** WORK TO BE COMPLETED **
Give the number of lines in the entries that contain "title". State only the count.

** RECORD EXTRACTS **
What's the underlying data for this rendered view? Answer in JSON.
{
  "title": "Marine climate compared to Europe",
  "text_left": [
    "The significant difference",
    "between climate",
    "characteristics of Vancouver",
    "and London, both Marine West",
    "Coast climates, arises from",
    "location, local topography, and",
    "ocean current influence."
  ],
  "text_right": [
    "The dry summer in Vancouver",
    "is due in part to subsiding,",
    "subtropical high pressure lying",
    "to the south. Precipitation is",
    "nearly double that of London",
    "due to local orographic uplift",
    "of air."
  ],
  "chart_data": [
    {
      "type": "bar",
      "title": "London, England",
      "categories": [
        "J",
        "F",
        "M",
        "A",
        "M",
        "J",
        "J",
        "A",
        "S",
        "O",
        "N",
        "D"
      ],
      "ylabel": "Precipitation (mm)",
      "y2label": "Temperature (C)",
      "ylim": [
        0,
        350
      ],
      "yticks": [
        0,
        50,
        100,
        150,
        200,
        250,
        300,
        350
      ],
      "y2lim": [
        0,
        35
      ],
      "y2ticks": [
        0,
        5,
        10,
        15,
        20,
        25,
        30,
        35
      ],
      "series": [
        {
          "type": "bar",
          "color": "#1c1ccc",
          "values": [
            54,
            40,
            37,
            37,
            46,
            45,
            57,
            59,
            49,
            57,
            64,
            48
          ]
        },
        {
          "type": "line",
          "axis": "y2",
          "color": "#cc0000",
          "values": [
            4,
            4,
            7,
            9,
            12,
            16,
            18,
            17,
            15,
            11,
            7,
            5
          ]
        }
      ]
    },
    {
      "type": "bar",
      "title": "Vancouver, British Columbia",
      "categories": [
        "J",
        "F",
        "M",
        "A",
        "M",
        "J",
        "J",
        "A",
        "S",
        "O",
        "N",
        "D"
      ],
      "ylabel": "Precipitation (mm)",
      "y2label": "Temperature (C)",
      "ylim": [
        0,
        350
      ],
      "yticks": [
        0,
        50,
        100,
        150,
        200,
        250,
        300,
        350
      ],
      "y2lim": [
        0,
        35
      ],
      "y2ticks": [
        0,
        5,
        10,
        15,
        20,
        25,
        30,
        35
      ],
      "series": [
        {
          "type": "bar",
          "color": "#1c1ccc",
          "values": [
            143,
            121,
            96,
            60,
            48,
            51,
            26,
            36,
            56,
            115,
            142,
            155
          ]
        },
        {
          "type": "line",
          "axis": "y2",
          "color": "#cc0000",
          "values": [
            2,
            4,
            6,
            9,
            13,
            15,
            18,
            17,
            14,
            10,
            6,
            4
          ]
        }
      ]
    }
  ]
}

** SOLUTION FOR THIS EXERCISE **
3